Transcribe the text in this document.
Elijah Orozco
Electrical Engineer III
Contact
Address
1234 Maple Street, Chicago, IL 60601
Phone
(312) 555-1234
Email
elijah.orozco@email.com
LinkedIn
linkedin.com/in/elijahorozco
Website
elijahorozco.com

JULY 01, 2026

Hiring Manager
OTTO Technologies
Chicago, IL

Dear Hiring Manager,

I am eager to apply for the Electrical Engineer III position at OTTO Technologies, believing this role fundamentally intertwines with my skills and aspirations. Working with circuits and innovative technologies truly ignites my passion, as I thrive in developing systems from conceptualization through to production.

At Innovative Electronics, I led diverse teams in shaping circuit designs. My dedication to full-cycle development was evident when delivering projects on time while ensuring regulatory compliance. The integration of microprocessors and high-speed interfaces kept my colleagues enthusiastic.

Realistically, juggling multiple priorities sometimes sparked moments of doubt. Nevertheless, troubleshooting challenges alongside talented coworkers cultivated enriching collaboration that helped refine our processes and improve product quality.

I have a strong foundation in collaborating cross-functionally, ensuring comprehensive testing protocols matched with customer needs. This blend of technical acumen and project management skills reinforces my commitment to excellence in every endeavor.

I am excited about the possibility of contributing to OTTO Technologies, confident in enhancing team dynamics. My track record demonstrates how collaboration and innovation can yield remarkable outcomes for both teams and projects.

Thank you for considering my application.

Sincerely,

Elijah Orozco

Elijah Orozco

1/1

Aim -> Which lines in the data above contain "OTTO"? Show each one.

Reply ->
OTTO Technologies
I am eager to apply for the Electrical Engineer III position at OTTO Technologies, believing this role fundamentally intertwines with my skills and aspirations. Working with circuits and innovative technologies truly ignites my passion, as I thrive in developing systems from conceptualization through to production.
I am excited about the possibility of contributing to OTTO Technologies, confident in enhancing team dynamics. My track record demonstrates how collaboration and innovation can yield remarkable outcomes for both teams and projects.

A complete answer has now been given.